* INSTRUCTION *
Keep only the lines of the listing that include the word "from", and copy them.

Entries with figure data:
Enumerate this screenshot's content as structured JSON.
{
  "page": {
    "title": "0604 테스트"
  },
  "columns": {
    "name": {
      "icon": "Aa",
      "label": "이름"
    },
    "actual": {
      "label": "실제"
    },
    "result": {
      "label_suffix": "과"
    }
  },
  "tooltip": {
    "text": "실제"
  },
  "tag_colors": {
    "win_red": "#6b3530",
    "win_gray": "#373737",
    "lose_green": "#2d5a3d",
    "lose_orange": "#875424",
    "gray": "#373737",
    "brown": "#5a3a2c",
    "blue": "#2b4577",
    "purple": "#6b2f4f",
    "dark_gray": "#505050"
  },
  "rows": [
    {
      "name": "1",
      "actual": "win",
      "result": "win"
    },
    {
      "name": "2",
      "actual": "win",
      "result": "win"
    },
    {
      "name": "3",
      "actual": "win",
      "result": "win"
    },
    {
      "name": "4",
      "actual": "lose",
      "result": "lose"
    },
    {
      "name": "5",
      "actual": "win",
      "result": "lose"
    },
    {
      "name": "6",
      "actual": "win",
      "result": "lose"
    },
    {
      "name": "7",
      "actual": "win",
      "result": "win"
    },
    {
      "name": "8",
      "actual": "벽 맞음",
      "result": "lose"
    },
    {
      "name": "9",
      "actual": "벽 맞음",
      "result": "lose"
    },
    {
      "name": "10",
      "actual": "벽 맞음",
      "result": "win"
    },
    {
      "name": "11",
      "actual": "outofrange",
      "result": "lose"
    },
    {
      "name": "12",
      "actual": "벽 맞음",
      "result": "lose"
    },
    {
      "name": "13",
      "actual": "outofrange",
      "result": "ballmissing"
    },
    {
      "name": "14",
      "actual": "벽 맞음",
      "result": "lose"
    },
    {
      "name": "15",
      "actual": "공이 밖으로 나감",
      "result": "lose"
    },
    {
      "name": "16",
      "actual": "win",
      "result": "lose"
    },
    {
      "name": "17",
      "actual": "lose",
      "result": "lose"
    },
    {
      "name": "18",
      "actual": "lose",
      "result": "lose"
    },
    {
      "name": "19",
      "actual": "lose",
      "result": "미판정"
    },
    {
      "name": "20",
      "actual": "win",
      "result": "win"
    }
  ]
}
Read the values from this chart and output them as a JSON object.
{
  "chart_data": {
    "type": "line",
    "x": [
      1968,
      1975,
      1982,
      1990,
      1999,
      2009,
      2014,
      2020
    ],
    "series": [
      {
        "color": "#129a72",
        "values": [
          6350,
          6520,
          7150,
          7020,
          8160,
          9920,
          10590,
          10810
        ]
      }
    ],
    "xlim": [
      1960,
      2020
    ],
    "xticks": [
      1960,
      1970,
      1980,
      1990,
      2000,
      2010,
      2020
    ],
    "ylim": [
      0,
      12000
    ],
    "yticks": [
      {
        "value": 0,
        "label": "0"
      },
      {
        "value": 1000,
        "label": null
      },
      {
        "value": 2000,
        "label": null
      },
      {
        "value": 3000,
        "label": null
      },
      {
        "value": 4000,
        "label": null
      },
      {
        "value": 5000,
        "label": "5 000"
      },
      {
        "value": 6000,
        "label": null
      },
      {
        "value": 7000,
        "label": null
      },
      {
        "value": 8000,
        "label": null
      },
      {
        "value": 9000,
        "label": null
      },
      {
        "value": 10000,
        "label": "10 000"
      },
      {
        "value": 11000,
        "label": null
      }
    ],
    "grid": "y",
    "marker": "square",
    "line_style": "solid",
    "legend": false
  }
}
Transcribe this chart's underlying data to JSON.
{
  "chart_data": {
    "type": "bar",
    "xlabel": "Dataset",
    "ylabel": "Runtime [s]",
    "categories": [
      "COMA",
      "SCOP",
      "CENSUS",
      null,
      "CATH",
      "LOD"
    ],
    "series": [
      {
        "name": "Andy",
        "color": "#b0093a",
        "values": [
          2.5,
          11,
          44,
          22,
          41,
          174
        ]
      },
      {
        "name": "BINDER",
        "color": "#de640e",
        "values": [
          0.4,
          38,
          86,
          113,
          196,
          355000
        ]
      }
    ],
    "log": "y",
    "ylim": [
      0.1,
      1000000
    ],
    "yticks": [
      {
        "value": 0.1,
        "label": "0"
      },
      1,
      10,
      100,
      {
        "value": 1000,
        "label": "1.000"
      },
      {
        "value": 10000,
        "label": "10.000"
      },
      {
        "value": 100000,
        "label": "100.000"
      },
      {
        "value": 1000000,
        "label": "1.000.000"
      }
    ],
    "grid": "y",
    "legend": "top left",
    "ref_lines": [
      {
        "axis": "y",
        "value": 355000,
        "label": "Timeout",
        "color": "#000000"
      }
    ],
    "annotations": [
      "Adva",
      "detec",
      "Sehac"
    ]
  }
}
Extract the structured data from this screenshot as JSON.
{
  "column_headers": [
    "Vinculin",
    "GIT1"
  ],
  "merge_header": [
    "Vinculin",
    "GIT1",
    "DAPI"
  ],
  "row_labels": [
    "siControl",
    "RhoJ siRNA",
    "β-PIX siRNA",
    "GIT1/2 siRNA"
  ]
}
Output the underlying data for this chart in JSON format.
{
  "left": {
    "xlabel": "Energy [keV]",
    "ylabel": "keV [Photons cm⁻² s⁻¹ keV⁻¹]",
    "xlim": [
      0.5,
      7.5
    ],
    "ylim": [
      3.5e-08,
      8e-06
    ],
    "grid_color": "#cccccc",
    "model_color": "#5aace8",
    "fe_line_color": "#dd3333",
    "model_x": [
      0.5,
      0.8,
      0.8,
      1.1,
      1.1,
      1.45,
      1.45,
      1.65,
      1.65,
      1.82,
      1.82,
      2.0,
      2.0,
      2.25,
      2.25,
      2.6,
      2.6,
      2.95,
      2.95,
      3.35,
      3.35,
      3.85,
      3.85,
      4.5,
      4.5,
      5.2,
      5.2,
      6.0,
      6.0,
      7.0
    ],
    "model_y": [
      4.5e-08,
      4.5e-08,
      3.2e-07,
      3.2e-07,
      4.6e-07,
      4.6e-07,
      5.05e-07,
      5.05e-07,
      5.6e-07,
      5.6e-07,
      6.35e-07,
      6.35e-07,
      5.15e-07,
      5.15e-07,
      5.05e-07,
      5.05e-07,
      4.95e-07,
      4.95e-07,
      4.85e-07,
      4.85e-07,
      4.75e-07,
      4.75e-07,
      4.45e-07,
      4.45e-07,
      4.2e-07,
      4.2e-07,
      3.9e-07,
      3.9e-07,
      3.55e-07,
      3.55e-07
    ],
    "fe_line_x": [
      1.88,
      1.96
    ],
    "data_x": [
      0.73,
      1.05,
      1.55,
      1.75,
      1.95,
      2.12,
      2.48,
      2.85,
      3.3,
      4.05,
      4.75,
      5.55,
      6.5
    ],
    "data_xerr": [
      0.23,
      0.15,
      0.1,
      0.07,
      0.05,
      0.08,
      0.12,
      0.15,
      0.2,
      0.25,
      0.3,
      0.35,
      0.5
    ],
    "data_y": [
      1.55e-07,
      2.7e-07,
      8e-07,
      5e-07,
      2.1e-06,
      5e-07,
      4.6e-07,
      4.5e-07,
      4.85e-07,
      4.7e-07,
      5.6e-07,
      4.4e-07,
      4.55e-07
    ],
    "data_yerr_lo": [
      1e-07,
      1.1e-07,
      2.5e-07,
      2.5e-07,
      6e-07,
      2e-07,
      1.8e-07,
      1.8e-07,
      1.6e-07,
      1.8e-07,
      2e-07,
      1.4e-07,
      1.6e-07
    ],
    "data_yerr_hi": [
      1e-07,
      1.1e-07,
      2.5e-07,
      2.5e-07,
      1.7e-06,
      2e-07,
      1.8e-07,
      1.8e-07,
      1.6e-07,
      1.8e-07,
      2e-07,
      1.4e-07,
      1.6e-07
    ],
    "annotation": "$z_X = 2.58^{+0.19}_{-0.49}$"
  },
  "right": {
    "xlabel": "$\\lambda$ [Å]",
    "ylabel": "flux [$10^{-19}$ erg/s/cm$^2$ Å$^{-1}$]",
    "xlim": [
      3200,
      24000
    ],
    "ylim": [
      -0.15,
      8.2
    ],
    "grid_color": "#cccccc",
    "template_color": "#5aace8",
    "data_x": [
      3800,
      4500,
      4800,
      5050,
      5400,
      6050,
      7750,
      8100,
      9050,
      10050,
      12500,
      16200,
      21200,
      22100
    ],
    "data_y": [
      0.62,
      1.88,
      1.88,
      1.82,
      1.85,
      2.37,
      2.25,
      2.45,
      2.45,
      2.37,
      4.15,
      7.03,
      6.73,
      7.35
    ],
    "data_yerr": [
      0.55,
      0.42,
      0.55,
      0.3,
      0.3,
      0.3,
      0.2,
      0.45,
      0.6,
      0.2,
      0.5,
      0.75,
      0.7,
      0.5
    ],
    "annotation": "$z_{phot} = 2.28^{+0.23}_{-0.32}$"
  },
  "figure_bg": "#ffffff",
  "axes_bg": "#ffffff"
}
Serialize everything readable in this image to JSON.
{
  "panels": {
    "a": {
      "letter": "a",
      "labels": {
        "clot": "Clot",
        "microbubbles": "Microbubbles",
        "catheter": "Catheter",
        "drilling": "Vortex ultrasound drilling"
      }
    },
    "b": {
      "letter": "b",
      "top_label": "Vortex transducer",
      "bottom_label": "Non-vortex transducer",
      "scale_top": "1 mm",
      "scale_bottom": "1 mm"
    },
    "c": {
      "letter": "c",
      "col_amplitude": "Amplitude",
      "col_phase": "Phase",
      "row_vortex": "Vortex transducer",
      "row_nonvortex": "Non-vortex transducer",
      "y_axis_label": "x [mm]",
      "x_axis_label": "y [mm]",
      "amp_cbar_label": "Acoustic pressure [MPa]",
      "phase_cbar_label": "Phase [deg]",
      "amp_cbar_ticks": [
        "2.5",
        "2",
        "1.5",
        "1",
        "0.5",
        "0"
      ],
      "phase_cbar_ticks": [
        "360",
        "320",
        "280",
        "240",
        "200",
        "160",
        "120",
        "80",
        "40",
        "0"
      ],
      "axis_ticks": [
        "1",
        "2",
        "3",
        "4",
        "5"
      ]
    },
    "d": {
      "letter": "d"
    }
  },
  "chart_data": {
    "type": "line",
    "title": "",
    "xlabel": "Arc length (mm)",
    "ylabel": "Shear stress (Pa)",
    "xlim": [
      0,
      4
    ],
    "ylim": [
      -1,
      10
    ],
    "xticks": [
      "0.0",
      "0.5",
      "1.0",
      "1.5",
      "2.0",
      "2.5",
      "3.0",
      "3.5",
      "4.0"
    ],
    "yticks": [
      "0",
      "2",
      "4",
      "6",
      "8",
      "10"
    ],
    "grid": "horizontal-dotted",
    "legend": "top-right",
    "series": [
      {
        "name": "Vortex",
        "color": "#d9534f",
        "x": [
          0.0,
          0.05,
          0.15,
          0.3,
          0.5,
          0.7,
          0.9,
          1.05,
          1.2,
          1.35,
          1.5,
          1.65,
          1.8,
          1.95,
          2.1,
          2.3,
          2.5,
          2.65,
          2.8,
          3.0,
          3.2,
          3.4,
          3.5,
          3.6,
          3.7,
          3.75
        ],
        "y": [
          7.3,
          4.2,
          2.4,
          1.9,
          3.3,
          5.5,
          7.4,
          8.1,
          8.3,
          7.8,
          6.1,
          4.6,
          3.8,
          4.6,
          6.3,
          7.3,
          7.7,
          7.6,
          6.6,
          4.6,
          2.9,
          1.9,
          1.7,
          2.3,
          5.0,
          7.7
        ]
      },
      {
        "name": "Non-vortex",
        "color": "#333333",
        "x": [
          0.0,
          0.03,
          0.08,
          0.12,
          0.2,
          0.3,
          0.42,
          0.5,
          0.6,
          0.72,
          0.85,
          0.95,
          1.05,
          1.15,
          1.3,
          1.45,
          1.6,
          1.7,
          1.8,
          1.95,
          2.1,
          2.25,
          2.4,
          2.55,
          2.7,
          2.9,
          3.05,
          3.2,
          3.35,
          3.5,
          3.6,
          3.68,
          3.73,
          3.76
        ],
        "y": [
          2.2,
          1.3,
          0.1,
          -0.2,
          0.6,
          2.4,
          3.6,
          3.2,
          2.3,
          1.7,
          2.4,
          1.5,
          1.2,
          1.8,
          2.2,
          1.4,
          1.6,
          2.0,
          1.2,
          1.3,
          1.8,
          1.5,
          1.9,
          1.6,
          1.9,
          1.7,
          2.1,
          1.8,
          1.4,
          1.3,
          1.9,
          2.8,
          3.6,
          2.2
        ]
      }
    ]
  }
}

* RESPONSE BELOW *
Read the values from this chart and output them as a JSON object.
Extract the structured data from this screenshot as JSON.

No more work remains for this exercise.